-- start of Given records --
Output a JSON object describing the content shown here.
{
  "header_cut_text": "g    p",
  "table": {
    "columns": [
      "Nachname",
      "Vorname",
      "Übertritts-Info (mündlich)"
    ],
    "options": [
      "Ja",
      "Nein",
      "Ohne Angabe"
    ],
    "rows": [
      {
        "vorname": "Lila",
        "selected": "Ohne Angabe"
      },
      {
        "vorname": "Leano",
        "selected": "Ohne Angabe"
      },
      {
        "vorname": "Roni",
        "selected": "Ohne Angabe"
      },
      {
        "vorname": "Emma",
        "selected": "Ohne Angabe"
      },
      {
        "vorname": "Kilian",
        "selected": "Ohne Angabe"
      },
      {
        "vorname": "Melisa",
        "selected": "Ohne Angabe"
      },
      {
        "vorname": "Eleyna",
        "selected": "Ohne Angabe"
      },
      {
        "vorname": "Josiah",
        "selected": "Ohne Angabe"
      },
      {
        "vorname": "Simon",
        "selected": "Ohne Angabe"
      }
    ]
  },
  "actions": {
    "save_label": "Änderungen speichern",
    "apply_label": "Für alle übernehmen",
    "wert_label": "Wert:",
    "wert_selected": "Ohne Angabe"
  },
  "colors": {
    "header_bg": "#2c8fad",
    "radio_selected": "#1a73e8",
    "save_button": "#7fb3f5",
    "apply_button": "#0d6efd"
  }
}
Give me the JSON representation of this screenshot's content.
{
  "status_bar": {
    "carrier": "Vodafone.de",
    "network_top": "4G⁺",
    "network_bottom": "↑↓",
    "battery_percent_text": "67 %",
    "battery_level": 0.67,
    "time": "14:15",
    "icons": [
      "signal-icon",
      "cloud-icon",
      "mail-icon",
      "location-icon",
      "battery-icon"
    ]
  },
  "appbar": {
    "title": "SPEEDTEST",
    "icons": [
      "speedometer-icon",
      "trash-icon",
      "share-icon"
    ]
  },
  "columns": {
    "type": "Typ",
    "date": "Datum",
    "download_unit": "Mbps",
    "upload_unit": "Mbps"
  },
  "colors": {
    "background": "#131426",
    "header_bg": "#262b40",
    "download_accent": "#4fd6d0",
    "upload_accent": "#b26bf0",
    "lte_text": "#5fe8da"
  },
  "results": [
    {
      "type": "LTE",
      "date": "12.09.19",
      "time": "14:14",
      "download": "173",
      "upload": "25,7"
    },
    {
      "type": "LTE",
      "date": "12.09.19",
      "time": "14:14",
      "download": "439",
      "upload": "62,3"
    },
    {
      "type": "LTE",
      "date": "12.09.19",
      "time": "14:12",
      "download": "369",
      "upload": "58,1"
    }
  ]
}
-- end of Given records --
Given task: Copy all lines from the listing that contain "Mbps".

Solution to the exercise:
    "download_unit": "Mbps",
    "upload_unit": "Mbps"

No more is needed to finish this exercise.